- **Short exercise**
Where a line below holds the string "good", copy that line.

- **Records**

—————

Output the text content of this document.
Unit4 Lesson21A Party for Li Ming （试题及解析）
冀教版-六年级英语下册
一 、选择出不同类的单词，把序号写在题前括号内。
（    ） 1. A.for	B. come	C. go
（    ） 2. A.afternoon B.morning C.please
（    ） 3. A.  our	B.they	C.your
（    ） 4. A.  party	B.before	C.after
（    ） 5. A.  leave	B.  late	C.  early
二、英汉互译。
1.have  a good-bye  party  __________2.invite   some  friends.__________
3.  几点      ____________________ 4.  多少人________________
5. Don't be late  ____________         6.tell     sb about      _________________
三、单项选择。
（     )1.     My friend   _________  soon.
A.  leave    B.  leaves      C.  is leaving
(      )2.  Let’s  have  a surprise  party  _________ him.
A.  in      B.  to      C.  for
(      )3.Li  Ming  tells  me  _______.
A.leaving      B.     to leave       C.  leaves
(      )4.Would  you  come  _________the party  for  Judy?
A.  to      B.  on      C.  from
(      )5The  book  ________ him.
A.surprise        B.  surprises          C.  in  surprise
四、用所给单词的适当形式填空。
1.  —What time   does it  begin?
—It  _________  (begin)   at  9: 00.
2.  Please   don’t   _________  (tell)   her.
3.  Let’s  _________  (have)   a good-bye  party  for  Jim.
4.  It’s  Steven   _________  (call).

—————

- **Task output**
1.have  a good-bye  party  __________2.invite   some  friends.__________
3.  Let’s  _________  (have)   a good-bye  party  for  Jim.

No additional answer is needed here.